# [WHAT TO DO]
Write the data out again, exactly as given.

● ● ● ● ● ● ●

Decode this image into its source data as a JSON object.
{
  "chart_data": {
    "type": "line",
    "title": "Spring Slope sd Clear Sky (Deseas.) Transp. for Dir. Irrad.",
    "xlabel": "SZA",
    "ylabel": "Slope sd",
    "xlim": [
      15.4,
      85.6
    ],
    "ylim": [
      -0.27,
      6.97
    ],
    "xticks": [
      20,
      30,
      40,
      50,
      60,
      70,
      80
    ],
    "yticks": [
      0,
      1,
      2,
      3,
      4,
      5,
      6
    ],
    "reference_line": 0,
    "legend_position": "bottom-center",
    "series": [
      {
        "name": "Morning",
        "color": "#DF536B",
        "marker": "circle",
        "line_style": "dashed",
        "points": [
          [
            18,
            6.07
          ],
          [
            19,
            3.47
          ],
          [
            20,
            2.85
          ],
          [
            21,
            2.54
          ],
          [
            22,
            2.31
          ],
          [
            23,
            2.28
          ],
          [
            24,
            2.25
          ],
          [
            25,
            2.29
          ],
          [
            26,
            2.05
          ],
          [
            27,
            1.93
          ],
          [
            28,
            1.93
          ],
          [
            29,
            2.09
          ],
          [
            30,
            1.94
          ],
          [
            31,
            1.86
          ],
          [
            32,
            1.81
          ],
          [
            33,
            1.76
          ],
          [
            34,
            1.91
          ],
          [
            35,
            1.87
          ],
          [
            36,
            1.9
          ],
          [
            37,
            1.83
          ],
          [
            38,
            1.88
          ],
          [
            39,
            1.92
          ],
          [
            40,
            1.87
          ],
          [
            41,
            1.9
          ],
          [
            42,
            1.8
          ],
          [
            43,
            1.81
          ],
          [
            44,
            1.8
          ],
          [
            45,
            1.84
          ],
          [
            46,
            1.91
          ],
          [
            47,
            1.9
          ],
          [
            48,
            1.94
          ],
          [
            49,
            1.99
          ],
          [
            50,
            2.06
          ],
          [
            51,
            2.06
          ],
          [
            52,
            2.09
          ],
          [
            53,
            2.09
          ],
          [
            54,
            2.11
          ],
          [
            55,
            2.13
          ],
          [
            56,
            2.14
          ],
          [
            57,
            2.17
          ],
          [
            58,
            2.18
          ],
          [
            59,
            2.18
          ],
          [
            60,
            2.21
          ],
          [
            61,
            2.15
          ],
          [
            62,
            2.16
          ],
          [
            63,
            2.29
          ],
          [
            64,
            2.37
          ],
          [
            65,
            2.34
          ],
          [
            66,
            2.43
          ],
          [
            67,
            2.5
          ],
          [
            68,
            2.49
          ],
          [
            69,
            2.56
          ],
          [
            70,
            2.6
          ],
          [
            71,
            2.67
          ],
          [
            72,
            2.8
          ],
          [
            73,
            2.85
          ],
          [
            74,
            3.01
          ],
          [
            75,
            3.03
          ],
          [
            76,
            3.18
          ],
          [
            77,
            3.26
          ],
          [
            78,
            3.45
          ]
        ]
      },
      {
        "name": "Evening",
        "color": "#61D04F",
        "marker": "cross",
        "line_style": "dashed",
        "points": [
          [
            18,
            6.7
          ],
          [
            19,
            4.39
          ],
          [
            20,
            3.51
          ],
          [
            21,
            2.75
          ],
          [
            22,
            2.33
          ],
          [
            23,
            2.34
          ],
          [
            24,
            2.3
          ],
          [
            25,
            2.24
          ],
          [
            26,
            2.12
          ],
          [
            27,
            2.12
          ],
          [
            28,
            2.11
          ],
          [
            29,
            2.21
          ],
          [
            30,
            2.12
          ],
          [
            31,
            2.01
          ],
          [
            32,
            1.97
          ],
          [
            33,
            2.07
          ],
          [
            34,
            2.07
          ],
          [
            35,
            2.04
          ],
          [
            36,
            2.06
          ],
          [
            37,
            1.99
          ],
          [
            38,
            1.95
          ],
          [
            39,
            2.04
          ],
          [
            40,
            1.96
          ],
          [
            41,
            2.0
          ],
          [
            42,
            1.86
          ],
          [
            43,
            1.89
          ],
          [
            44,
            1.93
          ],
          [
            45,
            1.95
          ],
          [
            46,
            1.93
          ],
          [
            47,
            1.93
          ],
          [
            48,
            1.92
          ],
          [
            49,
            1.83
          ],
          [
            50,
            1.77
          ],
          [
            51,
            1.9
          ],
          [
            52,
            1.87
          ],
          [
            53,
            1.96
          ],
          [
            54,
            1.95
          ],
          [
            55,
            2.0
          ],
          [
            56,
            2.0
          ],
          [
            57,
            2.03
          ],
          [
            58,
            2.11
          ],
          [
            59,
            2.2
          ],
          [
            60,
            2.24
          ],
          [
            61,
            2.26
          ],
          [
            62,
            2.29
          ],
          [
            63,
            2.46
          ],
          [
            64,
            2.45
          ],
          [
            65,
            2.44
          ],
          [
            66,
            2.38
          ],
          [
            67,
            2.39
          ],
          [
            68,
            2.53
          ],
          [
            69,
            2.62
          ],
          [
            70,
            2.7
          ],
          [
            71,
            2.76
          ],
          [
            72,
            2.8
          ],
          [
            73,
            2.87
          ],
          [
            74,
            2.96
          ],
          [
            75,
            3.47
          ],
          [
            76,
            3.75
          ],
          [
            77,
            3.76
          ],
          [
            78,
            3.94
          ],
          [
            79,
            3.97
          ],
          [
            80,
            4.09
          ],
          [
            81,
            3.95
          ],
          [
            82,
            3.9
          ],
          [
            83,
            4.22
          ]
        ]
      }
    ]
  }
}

● ● ● ● ● ● ●

# [FINISHED ANSWER]
Decode this image into its source data as a JSON object.
{
  "chart_data": {
    "type": "line",
    "title": "Spring Slope sd Clear Sky (Deseas.) Transp. for Dir. Irrad.",
    "xlabel": "SZA",
    "ylabel": "Slope sd",
    "xlim": [
      15.4,
      85.6
    ],
    "ylim": [
      -0.27,
      6.97
    ],
    "xticks": [
      20,
      30,
      40,
      50,
      60,
      70,
      80
    ],
    "yticks": [
      0,
      1,
      2,
      3,
      4,
      5,
      6
    ],
    "reference_line": 0,
    "legend_position": "bottom-center",
    "series": [
      {
        "name": "Morning",
        "color": "#DF536B",
        "marker": "circle",
        "line_style": "dashed",
        "points": [
          [
            18,
            6.07
          ],
          [
            19,
            3.47
          ],
          [
            20,
            2.85
          ],
          [
            21,
            2.54
          ],
          [
            22,
            2.31
          ],
          [
            23,
            2.28
          ],
          [
            24,
            2.25
          ],
          [
            25,
            2.29
          ],
          [
            26,
            2.05
          ],
          [
            27,
            1.93
          ],
          [
            28,
            1.93
          ],
          [
            29,
            2.09
          ],
          [
            30,
            1.94
          ],
          [
            31,
            1.86
          ],
          [
            32,
            1.81
          ],
          [
            33,
            1.76
          ],
          [
            34,
            1.91
          ],
          [
            35,
            1.87
          ],
          [
            36,
            1.9
          ],
          [
            37,
            1.83
          ],
          [
            38,
            1.88
          ],
          [
            39,
            1.92
          ],
          [
            40,
            1.87
          ],
          [
            41,
            1.9
          ],
          [
            42,
            1.8
          ],
          [
            43,
            1.81
          ],
          [
            44,
            1.8
          ],
          [
            45,
            1.84
          ],
          [
            46,
            1.91
          ],
          [
            47,
            1.9
          ],
          [
            48,
            1.94
          ],
          [
            49,
            1.99
          ],
          [
            50,
            2.06
          ],
          [
            51,
            2.06
          ],
          [
            52,
            2.09
          ],
          [
            53,
            2.09
          ],
          [
            54,
            2.11
          ],
          [
            55,
            2.13
          ],
          [
            56,
            2.14
          ],
          [
            57,
            2.17
          ],
          [
            58,
            2.18
          ],
          [
            59,
            2.18
          ],
          [
            60,
            2.21
          ],
          [
            61,
            2.15
          ],
          [
            62,
            2.16
          ],
          [
            63,
            2.29
          ],
          [
            64,
            2.37
          ],
          [
            65,
            2.34
          ],
          [
            66,
            2.43
          ],
          [
            67,
            2.5
          ],
          [
            68,
            2.49
          ],
          [
            69,
            2.56
          ],
          [
            70,
            2.6
          ],
          [
            71,
            2.67
          ],
          [
            72,
            2.8
          ],
          [
            73,
            2.85
          ],
          [
            74,
            3.01
          ],
          [
            75,
            3.03
          ],
          [
            76,
            3.18
          ],
          [
            77,
            3.26
          ],
          [
            78,
            3.45
          ]
        ]
      },
      {
        "name": "Evening",
        "color": "#61D04F",
        "marker": "cross",
        "line_style": "dashed",
        "points": [
          [
            18,
            6.7
          ],
          [
            19,
            4.39
          ],
          [
            20,
            3.51
          ],
          [
            21,
            2.75
          ],
          [
            22,
            2.33
          ],
          [
            23,
            2.34
          ],
          [
            24,
            2.3
          ],
          [
            25,
            2.24
          ],
          [
            26,
            2.12
          ],
          [
            27,
            2.12
          ],
          [
            28,
            2.11
          ],
          [
            29,
            2.21
          ],
          [
            30,
            2.12
          ],
          [
            31,
            2.01
          ],
          [
            32,
            1.97
          ],
          [
            33,
            2.07
          ],
          [
            34,
            2.07
          ],
          [
            35,
            2.04
          ],
          [
            36,
            2.06
          ],
          [
            37,
            1.99
          ],
          [
            38,
            1.95
          ],
          [
            39,
            2.04
          ],
          [
            40,
            1.96
          ],
          [
            41,
            2.0
          ],
          [
            42,
            1.86
          ],
          [
            43,
            1.89
          ],
          [
            44,
            1.93
          ],
          [
            45,
            1.95
          ],
          [
            46,
            1.93
          ],
          [
            47,
            1.93
          ],
          [
            48,
            1.92
          ],
          [
            49,
            1.83
          ],
          [
            50,
            1.77
          ],
          [
            51,
            1.9
          ],
          [
            52,
            1.87
          ],
          [
            53,
            1.96
          ],
          [
            54,
            1.95
          ],
          [
            55,
            2.0
          ],
          [
            56,
            2.0
          ],
          [
            57,
            2.03
          ],
          [
            58,
            2.11
          ],
          [
            59,
            2.2
          ],
          [
            60,
            2.24
          ],
          [
            61,
            2.26
          ],
          [
            62,
            2.29
          ],
          [
            63,
            2.46
          ],
          [
            64,
            2.45
          ],
          [
            65,
            2.44
          ],
          [
            66,
            2.38
          ],
          [
            67,
            2.39
          ],
          [
            68,
            2.53
          ],
          [
            69,
            2.62
          ],
          [
            70,
            2.7
          ],
          [
            71,
            2.76
          ],
          [
            72,
            2.8
          ],
          [
            73,
            2.87
          ],
          [
            74,
            2.96
          ],
          [
            75,
            3.47
          ],
          [
            76,
            3.75
          ],
          [
            77,
            3.76
          ],
          [
            78,
            3.94
          ],
          [
            79,
            3.97
          ],
          [
            80,
            4.09
          ],
          [
            81,
            3.95
          ],
          [
            82,
            3.9
          ],
          [
            83,
            4.22
          ]
        ]
      }
    ]
  }
}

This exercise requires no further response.